_YOUR INSTRUCTIONS_:
Draw out every line with the word "Heberden" from the listing below.

Begin

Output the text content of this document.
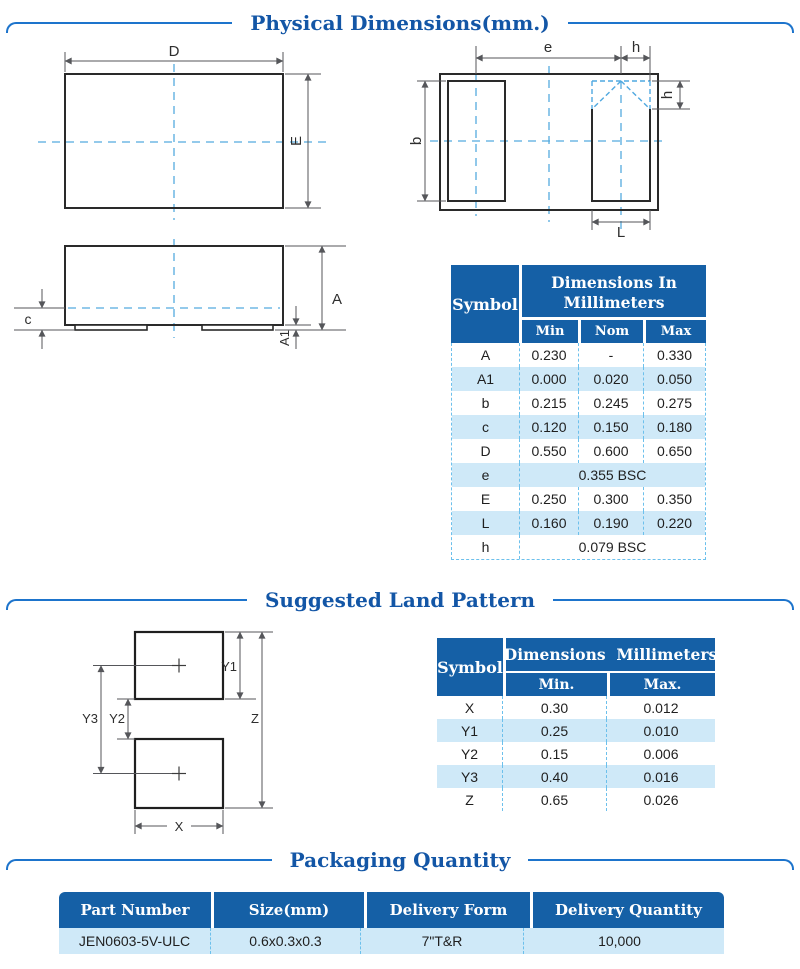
Physical Dimensions(mm.)
D
E
e	h
b
h
L
c
A
A1
Symbol
Dimensions In Millimeters
Min	Nom	Max
A	0.230	-	0.330
A1	0.000	0.020	0.050
b	0.215	0.245	0.275
c	0.120	0.150	0.180
D	0.550	0.600	0.650
e	0.355 BSC
E	0.250	0.300	0.350
L	0.160	0.190	0.220
h	0.079 BSC
Suggested Land Pattern
Y3 Y2
Y1
Z
X
Symbol
Dimensions  Millimeters
Min.	Max.
X	0.30	0.012
Y1	0.25	0.010
Y2	0.15	0.006
Y3	0.40	0.016
Z	0.65	0.026
Packaging Quantity
Part Number	Size(mm)	Delivery Form	Delivery Quantity
JEN0603-5V-ULC	0.6x0.3x0.3	7"T&R	10,000
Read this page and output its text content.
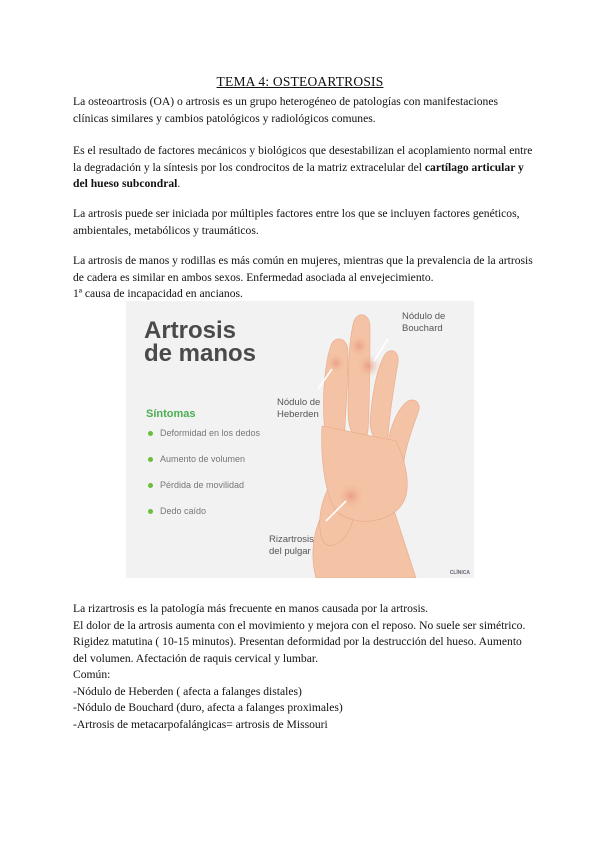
TEMA 4: OSTEOARTROSIS

La osteoartrosis (OA) o artrosis es un grupo heterogéneo de patologías con manifestaciones clínicas similares y cambios patológicos y radiológicos comunes.

Es el resultado de factores mecánicos y biológicos que desestabilizan el acoplamiento normal entre la degradación y la síntesis por los condrocitos de la matriz extracelular del cartílago articular y del hueso subcondral.

La artrosis puede ser iniciada por múltiples factores entre los que se incluyen factores genéticos, ambientales, metabólicos y traumáticos.

La artrosis de manos y rodillas es más común en mujeres, mientras que la prevalencia de la artrosis de cadera es similar en ambos sexos. Enfermedad asociada al envejecimiento.
1ª causa de incapacidad en ancianos.

Artrosis
de manos

Síntomas

Deformidad en los dedos
Aumento de volumen
Pérdida de movilidad
Dedo caído

Nódulo de
Bouchard

Nódulo de
Heberden

Rizartrosis
del pulgar

CLÍNICA

La rizartrosis es la patología más frecuente en manos causada por la artrosis.
El dolor de la artrosis aumenta con el movimiento y mejora con el reposo. No suele ser simétrico. Rigidez matutina ( 10-15 minutos). Presentan deformidad por la destrucción del hueso. Aumento del volumen. Afectación de raquis cervical y lumbar.

Común:
-Nódulo de Heberden ( afecta a falanges distales)
-Nódulo de Bouchard (duro, afecta a falanges proximales)
-Artrosis de metacarpofalángicas= artrosis de Missouri
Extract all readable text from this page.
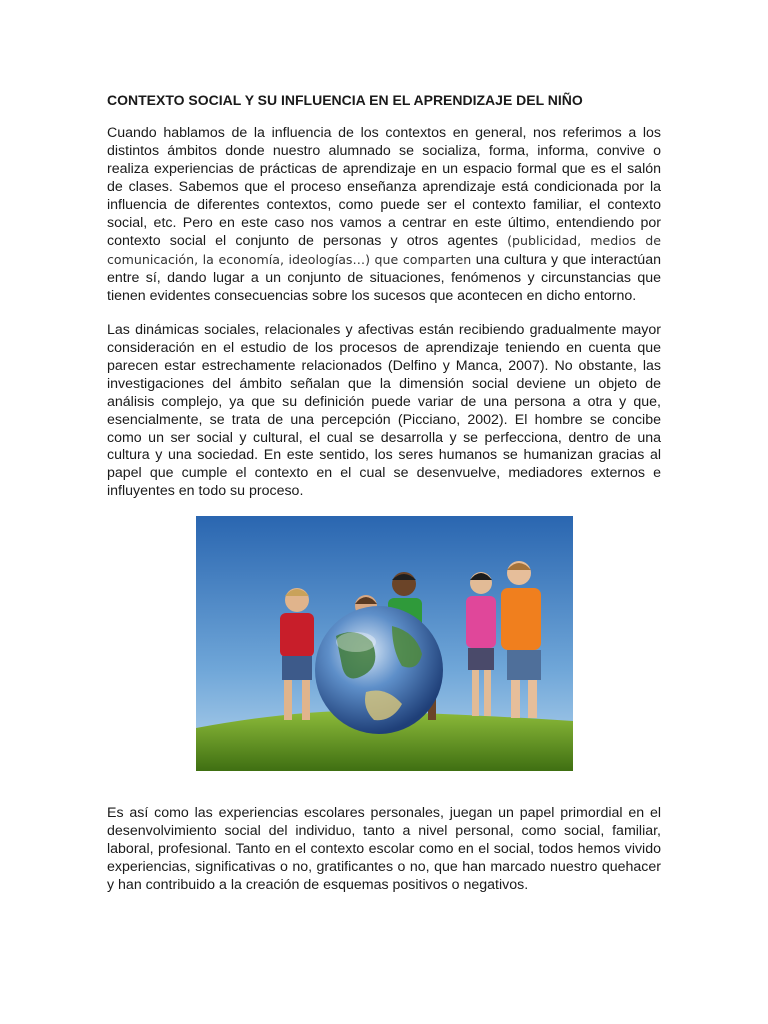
CONTEXTO SOCIAL Y SU INFLUENCIA EN EL APRENDIZAJE DEL NIÑO

Cuando hablamos de la influencia de los contextos en general, nos referimos a los distintos ámbitos donde nuestro alumnado se socializa, forma, informa, convive o realiza experiencias de prácticas de aprendizaje en un espacio formal que es el salón de clases. Sabemos que el proceso enseñanza aprendizaje está condicionada por la influencia de diferentes contextos, como puede ser el contexto familiar, el contexto social, etc. Pero en este caso nos vamos a centrar en este último, entendiendo por contexto social el conjunto de personas y otros agentes (publicidad, medios de comunicación, la economía, ideologías…) que comparten una cultura y que interactúan entre sí, dando lugar a un conjunto de situaciones, fenómenos y circunstancias que tienen evidentes consecuencias sobre los sucesos que acontecen en dicho entorno.

Las dinámicas sociales, relacionales y afectivas están recibiendo gradualmente mayor consideración en el estudio de los procesos de aprendizaje teniendo en cuenta que parecen estar estrechamente relacionados (Delfino y Manca, 2007). No obstante, las investigaciones del ámbito señalan que la dimensión social deviene un objeto de análisis complejo, ya que su definición puede variar de una persona a otra y que, esencialmente, se trata de una percepción (Picciano, 2002). El hombre se concibe como un ser social y cultural, el cual se desarrolla y se perfecciona, dentro de una cultura y una sociedad. En este sentido, los seres humanos se humanizan gracias al papel que cumple el contexto en el cual se desenvuelve, mediadores externos e influyentes en todo su proceso.

Es así como las experiencias escolares personales, juegan un papel primordial en el desenvolvimiento social del individuo, tanto a nivel personal, como social, familiar, laboral, profesional. Tanto en el contexto escolar como en el social, todos hemos vivido experiencias, significativas o no, gratificantes o no, que han marcado nuestro quehacer y han contribuido a la creación de esquemas positivos o negativos.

End

_RESULT OF THIS EXERCISE_:
Heberden
-Nódulo de Heberden ( afecta a falanges distales)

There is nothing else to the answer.